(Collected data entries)
▼▼▼

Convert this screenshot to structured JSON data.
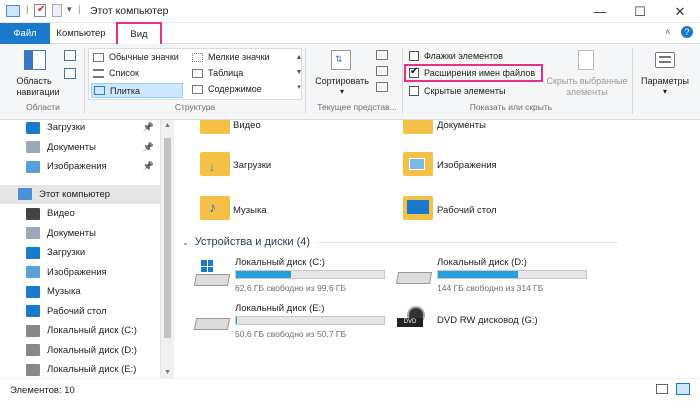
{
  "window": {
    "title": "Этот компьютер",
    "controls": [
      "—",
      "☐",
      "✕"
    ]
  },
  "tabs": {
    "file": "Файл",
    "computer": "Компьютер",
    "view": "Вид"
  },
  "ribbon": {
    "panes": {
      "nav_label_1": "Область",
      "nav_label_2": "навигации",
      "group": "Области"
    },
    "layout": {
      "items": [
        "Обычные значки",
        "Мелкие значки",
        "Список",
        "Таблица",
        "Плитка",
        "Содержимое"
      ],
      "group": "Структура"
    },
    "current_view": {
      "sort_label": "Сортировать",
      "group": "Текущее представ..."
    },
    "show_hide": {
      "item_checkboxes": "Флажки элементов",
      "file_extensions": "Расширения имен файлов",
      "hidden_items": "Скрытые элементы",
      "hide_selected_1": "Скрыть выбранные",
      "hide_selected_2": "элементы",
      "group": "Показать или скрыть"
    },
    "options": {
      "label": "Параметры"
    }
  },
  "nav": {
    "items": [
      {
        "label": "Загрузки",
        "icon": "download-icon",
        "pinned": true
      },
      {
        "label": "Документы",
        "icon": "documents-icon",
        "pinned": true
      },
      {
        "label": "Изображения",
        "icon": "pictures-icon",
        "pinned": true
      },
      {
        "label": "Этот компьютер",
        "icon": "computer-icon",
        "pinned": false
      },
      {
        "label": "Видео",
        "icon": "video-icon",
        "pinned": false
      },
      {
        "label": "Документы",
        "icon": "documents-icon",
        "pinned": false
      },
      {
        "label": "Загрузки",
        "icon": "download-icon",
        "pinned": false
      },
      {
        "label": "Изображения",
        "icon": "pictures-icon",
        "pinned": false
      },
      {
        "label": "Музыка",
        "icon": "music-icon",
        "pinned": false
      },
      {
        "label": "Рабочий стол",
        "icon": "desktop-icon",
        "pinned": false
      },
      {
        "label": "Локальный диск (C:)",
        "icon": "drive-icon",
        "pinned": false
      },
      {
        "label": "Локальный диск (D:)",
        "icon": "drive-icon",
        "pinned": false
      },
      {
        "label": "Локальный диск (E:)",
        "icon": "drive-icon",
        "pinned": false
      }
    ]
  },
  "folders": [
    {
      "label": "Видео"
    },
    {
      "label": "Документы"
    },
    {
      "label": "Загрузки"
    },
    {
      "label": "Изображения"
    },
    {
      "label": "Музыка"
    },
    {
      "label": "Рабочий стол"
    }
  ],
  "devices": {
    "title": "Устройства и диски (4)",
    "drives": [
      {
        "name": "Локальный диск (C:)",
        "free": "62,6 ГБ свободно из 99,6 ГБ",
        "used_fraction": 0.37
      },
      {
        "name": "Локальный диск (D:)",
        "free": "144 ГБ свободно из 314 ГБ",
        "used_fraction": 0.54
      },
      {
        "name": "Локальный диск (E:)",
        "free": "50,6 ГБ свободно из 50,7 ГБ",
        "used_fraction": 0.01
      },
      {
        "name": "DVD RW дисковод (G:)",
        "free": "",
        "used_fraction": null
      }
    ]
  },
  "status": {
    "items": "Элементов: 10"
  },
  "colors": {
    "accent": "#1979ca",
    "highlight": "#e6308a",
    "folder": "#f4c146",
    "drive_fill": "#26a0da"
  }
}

▲▲▲
▼▼▼

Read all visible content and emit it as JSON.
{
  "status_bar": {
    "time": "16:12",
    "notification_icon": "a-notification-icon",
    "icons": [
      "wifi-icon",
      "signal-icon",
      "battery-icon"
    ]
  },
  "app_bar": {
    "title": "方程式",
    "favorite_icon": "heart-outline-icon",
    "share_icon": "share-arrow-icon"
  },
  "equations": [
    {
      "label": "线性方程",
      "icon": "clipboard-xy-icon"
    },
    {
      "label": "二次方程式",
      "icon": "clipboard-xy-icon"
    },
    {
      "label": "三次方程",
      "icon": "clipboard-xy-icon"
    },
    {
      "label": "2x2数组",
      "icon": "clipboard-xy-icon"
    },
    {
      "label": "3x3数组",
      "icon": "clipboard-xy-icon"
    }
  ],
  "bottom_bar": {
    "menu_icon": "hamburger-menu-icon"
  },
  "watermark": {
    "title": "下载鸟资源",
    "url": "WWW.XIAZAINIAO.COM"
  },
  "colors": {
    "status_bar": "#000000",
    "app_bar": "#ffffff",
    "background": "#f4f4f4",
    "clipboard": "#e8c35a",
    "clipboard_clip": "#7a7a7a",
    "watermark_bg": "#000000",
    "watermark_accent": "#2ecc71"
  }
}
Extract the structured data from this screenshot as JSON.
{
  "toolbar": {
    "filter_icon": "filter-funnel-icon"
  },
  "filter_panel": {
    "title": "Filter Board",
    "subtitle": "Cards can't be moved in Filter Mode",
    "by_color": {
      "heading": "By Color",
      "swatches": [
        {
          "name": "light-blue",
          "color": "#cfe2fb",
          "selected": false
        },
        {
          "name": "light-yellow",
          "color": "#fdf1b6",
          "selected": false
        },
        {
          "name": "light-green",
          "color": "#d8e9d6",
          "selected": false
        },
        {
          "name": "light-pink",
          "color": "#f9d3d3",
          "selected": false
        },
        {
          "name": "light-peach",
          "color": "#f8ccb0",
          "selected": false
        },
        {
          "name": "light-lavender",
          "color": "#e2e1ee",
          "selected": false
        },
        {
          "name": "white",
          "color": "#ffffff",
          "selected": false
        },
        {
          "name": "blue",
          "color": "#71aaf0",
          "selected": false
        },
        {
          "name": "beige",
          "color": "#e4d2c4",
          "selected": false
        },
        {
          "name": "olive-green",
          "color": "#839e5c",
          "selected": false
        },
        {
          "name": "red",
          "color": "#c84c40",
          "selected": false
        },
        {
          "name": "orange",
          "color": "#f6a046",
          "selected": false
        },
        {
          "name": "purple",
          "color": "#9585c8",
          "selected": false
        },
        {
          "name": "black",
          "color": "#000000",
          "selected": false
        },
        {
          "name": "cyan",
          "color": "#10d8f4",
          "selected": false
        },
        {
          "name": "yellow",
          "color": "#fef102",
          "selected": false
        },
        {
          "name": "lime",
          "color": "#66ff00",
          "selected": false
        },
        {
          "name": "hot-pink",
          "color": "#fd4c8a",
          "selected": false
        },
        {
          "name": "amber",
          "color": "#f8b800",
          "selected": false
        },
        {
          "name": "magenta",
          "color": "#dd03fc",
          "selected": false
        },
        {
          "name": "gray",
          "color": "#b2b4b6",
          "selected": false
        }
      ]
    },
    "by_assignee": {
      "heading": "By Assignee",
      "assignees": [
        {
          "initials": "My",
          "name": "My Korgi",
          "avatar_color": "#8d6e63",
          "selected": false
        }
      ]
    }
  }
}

▲▲▲

Task statement:
Of all the lines in the listing above, how many include "screenshot"? Write only the number.

Result:
2